» **THE RECORDS**
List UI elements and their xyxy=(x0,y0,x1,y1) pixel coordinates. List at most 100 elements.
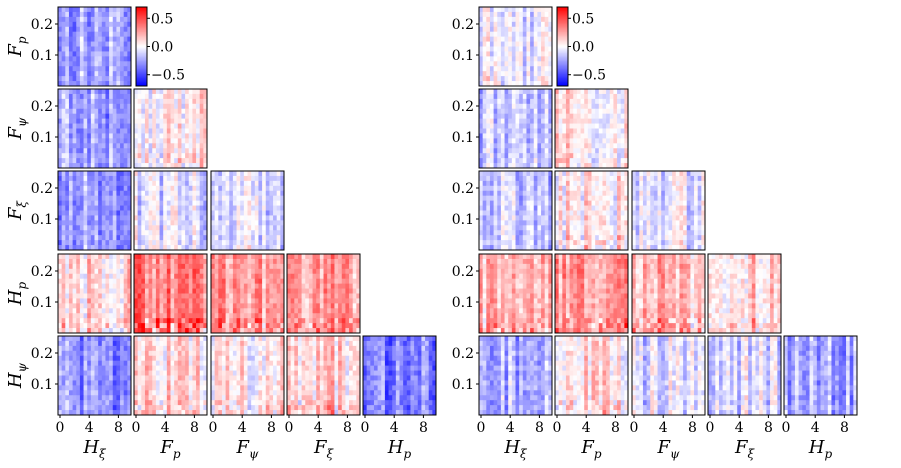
heatmap-pixel xyxy=(144,258,149,265)
heatmap-pixel xyxy=(269,328,274,334)
heatmap-pixel xyxy=(319,390,324,396)
heatmap-pixel xyxy=(137,340,142,347)
heatmap-pixel xyxy=(330,283,335,289)
heatmap-pixel xyxy=(127,143,132,149)
heatmap-pixel xyxy=(87,278,92,285)
heatmap-pixel xyxy=(144,158,149,164)
heatmap-pixel xyxy=(98,175,103,182)
heatmap-pixel xyxy=(120,336,125,342)
heatmap-pixel xyxy=(319,298,324,304)
heatmap-pixel xyxy=(61,230,66,236)
heatmap-pixel xyxy=(188,350,193,357)
heatmap-pixel xyxy=(192,220,197,226)
heatmap-pixel xyxy=(330,380,335,386)
heatmap-pixel xyxy=(137,108,142,115)
heatmap-pixel xyxy=(406,395,411,401)
heatmap-pixel xyxy=(341,323,346,329)
heatmap-pixel xyxy=(137,323,142,329)
heatmap-pixel xyxy=(421,336,426,342)
heatmap-pixel xyxy=(214,225,219,231)
heatmap-pixel xyxy=(294,258,299,265)
heatmap-pixel xyxy=(58,93,63,100)
heatmap-pixel xyxy=(251,235,256,241)
heatmap-pixel xyxy=(109,380,114,386)
heatmap-pixel xyxy=(94,230,99,236)
heatmap-pixel xyxy=(116,41,121,47)
heatmap-pixel xyxy=(276,308,281,314)
heatmap-pixel xyxy=(94,308,99,314)
heatmap-pixel xyxy=(276,293,281,299)
heatmap-pixel xyxy=(203,180,208,187)
panel-frame xyxy=(362,335,437,416)
heatmap-pixel xyxy=(65,308,70,314)
heatmap-pixel xyxy=(349,355,354,362)
heatmap-pixel xyxy=(123,283,128,289)
heatmap-pixel xyxy=(170,370,175,376)
heatmap-pixel xyxy=(159,345,164,352)
heatmap-pixel xyxy=(316,318,321,324)
heatmap-pixel xyxy=(123,308,128,314)
heatmap-pixel xyxy=(221,400,226,406)
heatmap-pixel xyxy=(61,21,66,28)
heatmap-pixel xyxy=(203,273,208,280)
heatmap-pixel xyxy=(243,258,248,265)
heatmap-pixel xyxy=(72,240,77,246)
heatmap-pixel xyxy=(134,268,139,275)
heatmap-pixel xyxy=(72,71,77,77)
heatmap-pixel xyxy=(221,293,226,299)
heatmap-pixel xyxy=(101,220,106,226)
heatmap-pixel xyxy=(247,180,252,187)
heatmap-pixel xyxy=(221,303,226,309)
heatmap-pixel xyxy=(192,190,197,197)
heatmap-pixel xyxy=(170,98,175,105)
heatmap-pixel xyxy=(61,71,66,77)
heatmap-pixel xyxy=(166,133,171,139)
heatmap-pixel xyxy=(109,336,114,342)
heatmap-pixel xyxy=(109,254,114,260)
heatmap-pixel xyxy=(203,278,208,285)
heatmap-pixel xyxy=(76,273,81,280)
heatmap-pixel xyxy=(229,380,234,386)
heatmap-pixel xyxy=(381,350,386,357)
heatmap-pixel xyxy=(181,215,186,221)
heatmap-pixel xyxy=(199,405,204,411)
heatmap-pixel xyxy=(127,76,132,82)
heatmap-pixel xyxy=(123,410,128,416)
heatmap-pixel xyxy=(185,128,190,134)
heatmap-pixel xyxy=(116,258,121,265)
heatmap-pixel xyxy=(98,318,103,324)
heatmap-pixel xyxy=(218,283,223,289)
heatmap-pixel xyxy=(90,293,95,299)
heatmap-pixel xyxy=(247,328,252,334)
heatmap-pixel xyxy=(406,380,411,386)
heatmap-pixel xyxy=(61,98,66,105)
heatmap-pixel xyxy=(218,410,223,416)
heatmap-pixel xyxy=(65,113,70,120)
heatmap-pixel xyxy=(251,390,256,396)
heatmap-pixel xyxy=(276,336,281,342)
heatmap-pixel xyxy=(399,385,404,391)
heatmap-pixel xyxy=(105,26,110,33)
heatmap-pixel xyxy=(137,360,142,367)
heatmap-pixel xyxy=(87,133,92,139)
heatmap-pixel xyxy=(144,350,149,357)
heatmap-pixel xyxy=(152,313,157,319)
heatmap-pixel xyxy=(316,283,321,289)
heatmap-pixel xyxy=(72,405,77,411)
heatmap-pixel xyxy=(345,410,350,416)
heatmap-pixel xyxy=(225,370,230,376)
heatmap-pixel xyxy=(262,336,267,342)
heatmap-pixel xyxy=(68,148,73,154)
heatmap-pixel xyxy=(90,46,95,52)
heatmap-pixel xyxy=(221,390,226,396)
heatmap-pixel xyxy=(170,190,175,197)
heatmap-pixel xyxy=(116,268,121,275)
heatmap-pixel xyxy=(181,103,186,110)
heatmap-pixel xyxy=(174,268,179,275)
heatmap-pixel xyxy=(83,31,88,38)
heatmap-pixel xyxy=(101,385,106,391)
heatmap-pixel xyxy=(188,143,193,149)
heatmap-pixel xyxy=(94,41,99,47)
heatmap-pixel xyxy=(185,220,190,226)
heatmap-pixel xyxy=(181,133,186,139)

» **WHAT YOU HAVE TO DO**
Copy every line of the records above word for word, leaving out the pictures.

» **EXERCISE SOLUTION**
List UI elements and their xyxy=(x0,y0,x1,y1) pixel coordinates. List at most 100 elements.
heatmap-pixel xyxy=(144,258,149,265)
heatmap-pixel xyxy=(269,328,274,334)
heatmap-pixel xyxy=(319,390,324,396)
heatmap-pixel xyxy=(137,340,142,347)
heatmap-pixel xyxy=(330,283,335,289)
heatmap-pixel xyxy=(127,143,132,149)
heatmap-pixel xyxy=(87,278,92,285)
heatmap-pixel xyxy=(144,158,149,164)
heatmap-pixel xyxy=(98,175,103,182)
heatmap-pixel xyxy=(120,336,125,342)
heatmap-pixel xyxy=(319,298,324,304)
heatmap-pixel xyxy=(61,230,66,236)
heatmap-pixel xyxy=(188,350,193,357)
heatmap-pixel xyxy=(192,220,197,226)
heatmap-pixel xyxy=(330,380,335,386)
heatmap-pixel xyxy=(137,108,142,115)
heatmap-pixel xyxy=(406,395,411,401)
heatmap-pixel xyxy=(341,323,346,329)
heatmap-pixel xyxy=(137,323,142,329)
heatmap-pixel xyxy=(421,336,426,342)
heatmap-pixel xyxy=(214,225,219,231)
heatmap-pixel xyxy=(294,258,299,265)
heatmap-pixel xyxy=(58,93,63,100)
heatmap-pixel xyxy=(251,235,256,241)
heatmap-pixel xyxy=(109,380,114,386)
heatmap-pixel xyxy=(94,230,99,236)
heatmap-pixel xyxy=(116,41,121,47)
heatmap-pixel xyxy=(276,308,281,314)
heatmap-pixel xyxy=(94,308,99,314)
heatmap-pixel xyxy=(276,293,281,299)
heatmap-pixel xyxy=(203,180,208,187)
panel-frame xyxy=(362,335,437,416)
heatmap-pixel xyxy=(65,308,70,314)
heatmap-pixel xyxy=(349,355,354,362)
heatmap-pixel xyxy=(123,283,128,289)
heatmap-pixel xyxy=(170,370,175,376)
heatmap-pixel xyxy=(159,345,164,352)
heatmap-pixel xyxy=(316,318,321,324)
heatmap-pixel xyxy=(123,308,128,314)
heatmap-pixel xyxy=(221,400,226,406)
heatmap-pixel xyxy=(61,21,66,28)
heatmap-pixel xyxy=(203,273,208,280)
heatmap-pixel xyxy=(243,258,248,265)
heatmap-pixel xyxy=(72,240,77,246)
heatmap-pixel xyxy=(134,268,139,275)
heatmap-pixel xyxy=(72,71,77,77)
heatmap-pixel xyxy=(221,293,226,299)
heatmap-pixel xyxy=(101,220,106,226)
heatmap-pixel xyxy=(247,180,252,187)
heatmap-pixel xyxy=(221,303,226,309)
heatmap-pixel xyxy=(192,190,197,197)
heatmap-pixel xyxy=(170,98,175,105)
heatmap-pixel xyxy=(61,71,66,77)
heatmap-pixel xyxy=(166,133,171,139)
heatmap-pixel xyxy=(109,336,114,342)
heatmap-pixel xyxy=(109,254,114,260)
heatmap-pixel xyxy=(203,278,208,285)
heatmap-pixel xyxy=(76,273,81,280)
heatmap-pixel xyxy=(229,380,234,386)
heatmap-pixel xyxy=(381,350,386,357)
heatmap-pixel xyxy=(181,215,186,221)
heatmap-pixel xyxy=(199,405,204,411)
heatmap-pixel xyxy=(127,76,132,82)
heatmap-pixel xyxy=(123,410,128,416)
heatmap-pixel xyxy=(185,128,190,134)
heatmap-pixel xyxy=(116,258,121,265)
heatmap-pixel xyxy=(98,318,103,324)
heatmap-pixel xyxy=(218,283,223,289)
heatmap-pixel xyxy=(90,293,95,299)
heatmap-pixel xyxy=(247,328,252,334)
heatmap-pixel xyxy=(406,380,411,386)
heatmap-pixel xyxy=(61,98,66,105)
heatmap-pixel xyxy=(218,410,223,416)
heatmap-pixel xyxy=(65,113,70,120)
heatmap-pixel xyxy=(251,390,256,396)
heatmap-pixel xyxy=(276,336,281,342)
heatmap-pixel xyxy=(399,385,404,391)
heatmap-pixel xyxy=(105,26,110,33)
heatmap-pixel xyxy=(137,360,142,367)
heatmap-pixel xyxy=(87,133,92,139)
heatmap-pixel xyxy=(144,350,149,357)
heatmap-pixel xyxy=(152,313,157,319)
heatmap-pixel xyxy=(316,283,321,289)
heatmap-pixel xyxy=(72,405,77,411)
heatmap-pixel xyxy=(345,410,350,416)
heatmap-pixel xyxy=(225,370,230,376)
heatmap-pixel xyxy=(262,336,267,342)
heatmap-pixel xyxy=(68,148,73,154)
heatmap-pixel xyxy=(90,46,95,52)
heatmap-pixel xyxy=(221,390,226,396)
heatmap-pixel xyxy=(170,190,175,197)
heatmap-pixel xyxy=(116,268,121,275)
heatmap-pixel xyxy=(181,103,186,110)
heatmap-pixel xyxy=(174,268,179,275)
heatmap-pixel xyxy=(83,31,88,38)
heatmap-pixel xyxy=(101,385,106,391)
heatmap-pixel xyxy=(188,143,193,149)
heatmap-pixel xyxy=(94,41,99,47)
heatmap-pixel xyxy=(185,220,190,226)
heatmap-pixel xyxy=(181,133,186,139)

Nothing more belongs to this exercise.